**WRITTEN TASK:**
Isolate every line in the records below with "this" in it.

**Extracted data entries:**
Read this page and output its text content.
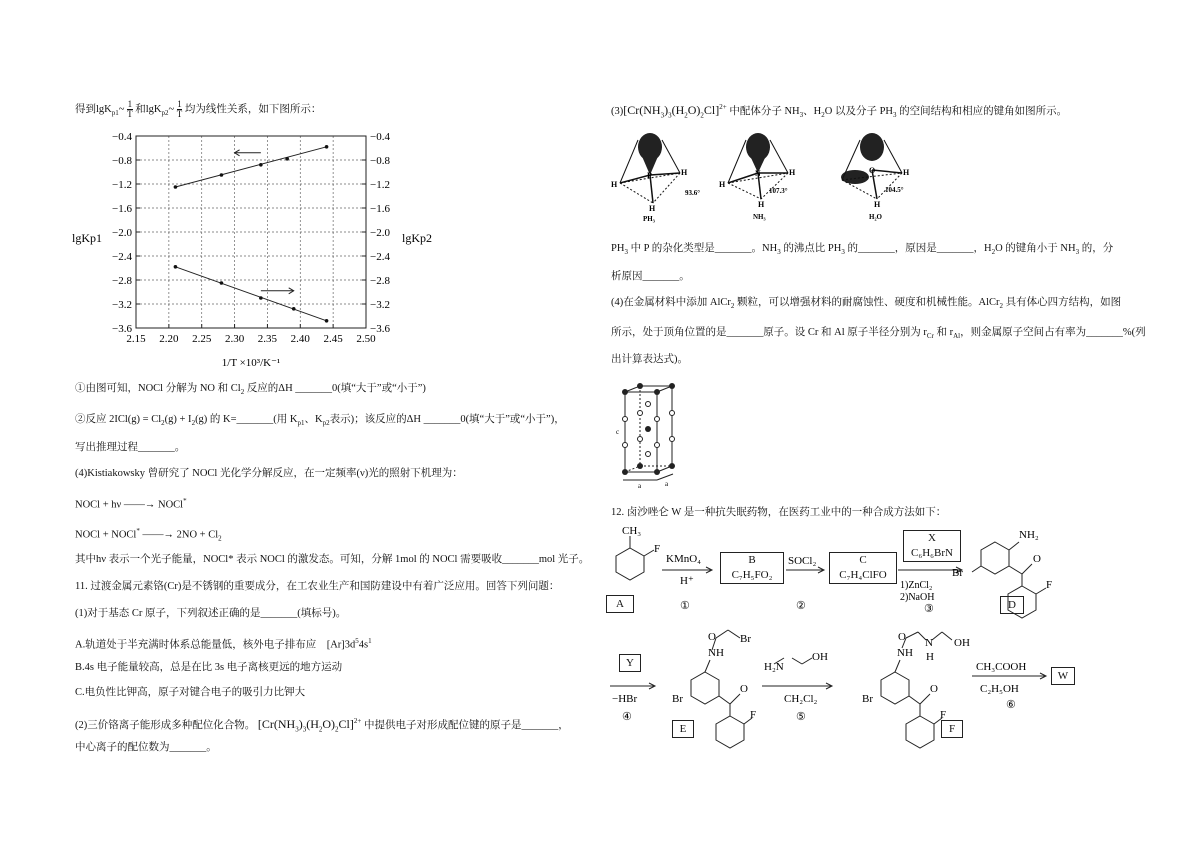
得到lgK$_{p1}$~ $\frac{1}{T}$ 和lgK$_{p2}$~ 1
T 均为线性关系，如下图所示：
2.15 2.20 2.25 2.30 2.35 2.40 2.45 2.50
−0.4	−0.4
−0.8	−0.8
−1.2	−1.2
−1.6	−1.6
−2.0	−2.0
−2.4	−2.4
−2.8	−2.8
−3.2	−3.2
−3.6	−3.6
lgKp1	lgKp2
1/T ×10³/K⁻¹
①由图可知，NOCl 分解为 NO 和 $Cl_2$ 反应的ΔH _______0(填“大于”或“小于”)
②反应 $2ICl(g) = Cl_2(g) + I_2(g)$ 的 K=_______(用 $K_{p1}$、$K_{p2}$表示)；该反应的ΔH _______0(填“大于”或“小于”)，
写出推理过程_______。
(4)Kistiakowsky 曾研究了 NOCl 光化学分解反应，在一定频率(ν)光的照射下机理为：
NOCl + hν ——→ NOCl*
NOCl + NOCl* ——→ $2NO + Cl_2$
其中hν 表示一个光子能量，NOCl* 表示 NOCl 的激发态。可知，分解 1mol 的 NOCl 需要吸收_______mol 光子。
11. 过渡金属元素铬(Cr)是不锈钢的重要成分，在工农业生产和国防建设中有着广泛应用。回答下列问题：
(1)对于基态 Cr 原子，下列叙述正确的是_______(填标号)。
A.轨道处于半充满时体系总能量低，核外电子排布应 $[Ar]3d^54s^1$
B.4s 电子能量较高，总是在比 3s 电子离核更远的地方运动
C.电负性比钾高，原子对键合电子的吸引力比钾大
(2)三价铬离子能形成多种配位化合物。 $[Cr(NH_3)_3(H_2O)_2Cl]^{2+}$ 中提供电子对形成配位键的原子是_______，
中心离子的配位数为_______。
$(3)[Cr(NH_3)_3(H_2O)_2Cl]^{2+}$ 中配体分子 $NH_3$、$H_2O$ 以及分子 $PH_3$ 的空间结构和相应的键角如图所示。
P
H
H
H
93.6°
PH₃
N
H
H
H
107.3°
NH₃
O	H
H
104.5°
H₂O
$PH_3$ 中 P 的杂化类型是_______。$NH_3$ 的沸点比 $PH_3$ 的_______，原因是_______，$H_2O$ 的键角小于 $NH_3$ 的，分
析原因_______。
(4)在金属材料中添加 AlCr$_2$ 颗粒，可以增强材料的耐腐蚀性、硬度和机械性能。AlCr$_2$ 具有体心四方结构，如图
所示，处于顶角位置的是_______原子。设 Cr 和 Al 原子半径分别为 $r_{Cr}$ 和 $r_{Al}$，则金属原子空间占有率为_______%(列
出计算表达式)。
c
a	a
12. 卤沙唑仑 W 是一种抗失眠药物，在医药工业中的一种合成方法如下：
CH₃
F
KMnO₄
H⁺
①
SOCl₂
②
1)ZnCl₂
2)NaOH
③
NH₂
O
Br
F
−HBr
④
NH
O Br
Br
O
F
H₂N
OH
CH₂Cl₂
⑤
O
NH
N
H
OH
Br
O
F
CH₃COOH
C₂H₅OH
⑥
A
B
C₇H₅FO₂
C
C₇H₄ClFO
X
C₆H₆BrN
D
Y
E	F
W
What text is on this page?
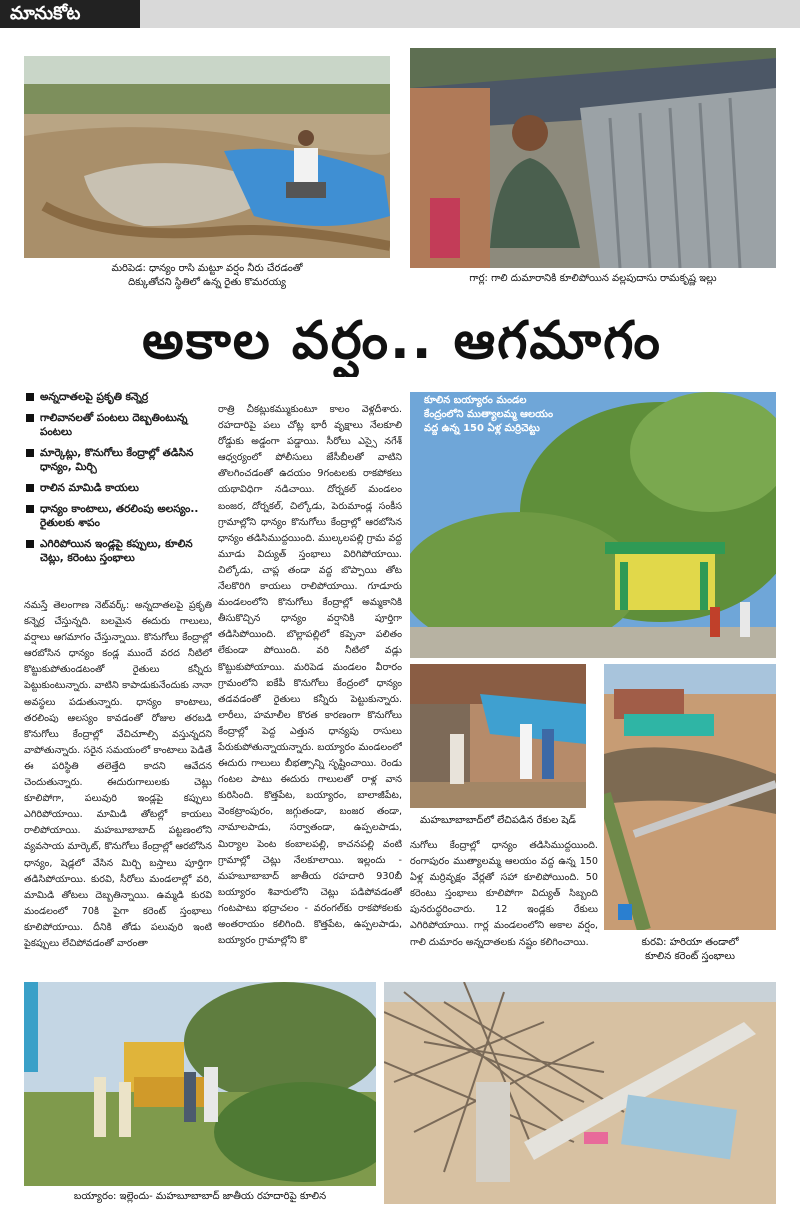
మానుకోట
మరిపెడ: ధాన్యం రాసి మట్టూ వర్షం నీరు చేరడంతో
దిక్కుతోచని స్థితిలో ఉన్న రైతు కొమరయ్య	గార్ల: గాలి దుమారానికి కూలిపోయిన వల్లపుదాసు రామకృష్ణ ఇల్లు
అకాల వర్షం.. ఆగమాగం
అన్నదాతలపై ప్రకృతి కన్నెర్ర
గాలివానలతో పంటలు దెబ్బతింటున్న పంటలు
మార్కెట్లు, కొనుగోలు కేంద్రాల్లో తడిసిన ధాన్యం, మిర్చి
రాలిన మామిడి కాయలు
ధాన్యం కాంటాలు, తరలింపు అలస్యం.. రైతులకు శాపం
ఎగిరిపోయిన ఇండ్లపై కప్పులు, కూలిన చెట్లు, కరెంటు స్తంభాలు
నమస్తే తెలంగాణ నెట్‌వర్క్: అన్నదాతలపై ప్రకృతి కన్నెర్ర చేస్తున్నది. బలమైన ఈదురు గాలులు, వర్షాలు ఆగమాగం చేస్తున్నాయి. కొనుగోలు కేంద్రాల్లో ఆరబోసిన ధాన్యం కండ్ల ముందే వరద నీటిలో కొట్టుకుపోతుండటంతో రైతులు కన్నీరు పెట్టుకుంటున్నారు. వాటిని కాపాడుకునేందుకు నానా అవస్థలు పడుతున్నారు. ధాన్యం కాంటాలు, తరలింపు ఆలస్యం కావడంతో రోజుల తరబడి కొనుగోలు కేంద్రాల్లో వేచిచూాల్సి వస్తున్నదని వాపోతున్నారు. సరైన సమయంలో కాంటాలు పెడితే ఈ పరిస్థితి తలెత్తేది కాదని ఆవేదన చెందుతున్నారు. ఈదురుగాలులకు చెట్లు కూలిపోగా, పలువురి ఇండ్లపై కప్పులు ఎగిరిపోయాయి. మామిడి తోటల్లో కాయలు రాలిపోయాయి. మహబూబాబాద్ పట్టణంలోని వ్యవసాయ మార్కెట్, కొనుగోలు కేంద్రాల్లో ఆరబోసిన ధాన్యం, షెడ్లలో వేసిన మిర్చి బస్తాలు పూర్తిగా తడిసిపోయాయి. కురవి, సీరోలు మండలాల్లో వరి, మామిడి తోటలు దెబ్బతిన్నాయి. ఉమ్మడి కురవి మండలంలో 70కి పైగా కరెంట్ స్తంభాలు కూలిపోయాయి. దీనికి తోడు పలువురి ఇంటి పైకప్పులు లేచిపోవడంతో వారంతా
రాత్రి చీకట్లుకమ్ముకుంటూ కాలం వెళ్లదీశారు. రహదారిపై పలు చోట్ల భారీ వృక్షాలు నేలకూలి రోడ్డుకు అడ్డంగా పడ్డాయి. సీరోలు ఎస్సై నగేశ్ ఆధ్వర్యంలో పోలీసులు జేసీబీలతో వాటిని తొలగించడంతో ఉదయం 9గంటలకు రాకపోకలు యథావిధిగా నడిచాయి. దోర్నకల్ మండలం బంజర, దోర్నకల్, చిల్కోడు, పెరుమాండ్ల సంకీస గ్రామాల్లోని ధాన్యం కొనుగోలు కేంద్రాల్లో ఆరబోసిన ధాన్యం తడిసిముద్దయింది. ముల్కలపల్లి గ్రామ వద్ద మూడు విద్యుత్ స్తంభాలు విరిగిపోయాయి. చిల్కోడు, చాప్ల తండా వద్ద బొప్పాయి తోట నేలకొరిగి కాయలు రాలిపోయాయి. గూడూరు మండలంలోని కొనుగోలు కేంద్రాల్లో అమ్మకానికి తీసుకొచ్చిన ధాన్యం వర్షానికి పూర్తిగా తడిసిపోయింది. బొల్లాపల్లిలో కప్పెనా పలితం లేకుండా పోయింది. వరి నీటిలో వడ్లు కొట్టుకుపోయాయి. మరిపెడ మండలం వీరారం గ్రామంలోని ఐకేపీ కొనుగోలు కేంద్రంలో ధాన్యం తడవడంతో రైతులు కన్నీరు పెట్టుకున్నారు. లారీలు, హమాలీల కొరత కారణంగా కొనుగోలు కేంద్రాల్లో పెద్ద ఎత్తున ధాన్యపు రాసులు పేరుకుపోతున్నాయన్నారు. బయ్యారం మండలంలో ఈదురు గాలులు బీభత్సాన్ని సృష్టించాయి. రెండు గంటల పాటు ఈదురు గాలులతో రాళ్ల వాన కురిసింది. కొత్తపేట, బయ్యారం, బాలాజీపేట, వెంకట్రాంపురం, జగ్గుతండా, బంజర తండా, నామాలపాడు, సర్వాతండా, ఉప్పలపాడు, మిర్యాల పెంట కంబాలపల్లి, కాచనపల్లి వంటి గ్రామాల్లో చెట్లు నేలకూలాయి. ఇల్లందు - మహబూబాబాద్ జాతీయ రహదారి 930బీ బయ్యారం శివారులోని చెట్లు పడిపోవడంతో గంటపాటు భద్రాచలం - వరంగల్‌కు రాకపోకలకు అంతరాయం కలిగింది. కొత్తపేట, ఉప్పలపాడు, బయ్యారం గ్రామాల్లోని కొ
కూలిన బయ్యారం మండల
కేంద్రంలోని ముత్యాలమ్మ ఆలయం
వద్ద ఉన్న 150 ఏళ్ల మర్రిచెట్టు
మహబూబాబాద్‌లో లేచిపడిన రేకుల షెడ్
కురవి: హరియా తండాలో
కూలిన కరెంట్ స్తంభాలు
నుగోలు కేంద్రాల్లో ధాన్యం తడిసిముద్దయింది. రంగాపురం ముత్యాలమ్మ ఆలయం వద్ద ఉన్న 150 ఏళ్ల మర్రివృక్షం వేర్లతో సహా కూలిపోయింది. 50 కరెంటు స్తంభాలు కూలిపోగా విద్యుత్ సిబ్బంది పునరుద్ధరించారు. 12 ఇండ్లకు రేకులు ఎగిరిపోయాయి. గార్ల మండలంలోని అకాల వర్షం, గాలి దుమారం అన్నదాతలకు నష్టం కలిగించాయి.
బయ్యారం: ఇల్లెందు- మహబూబాబాద్ జాతీయ రహదారిపై కూలిన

**TASK ANSWER:**
Read this page and output its text content.
What text is on this page?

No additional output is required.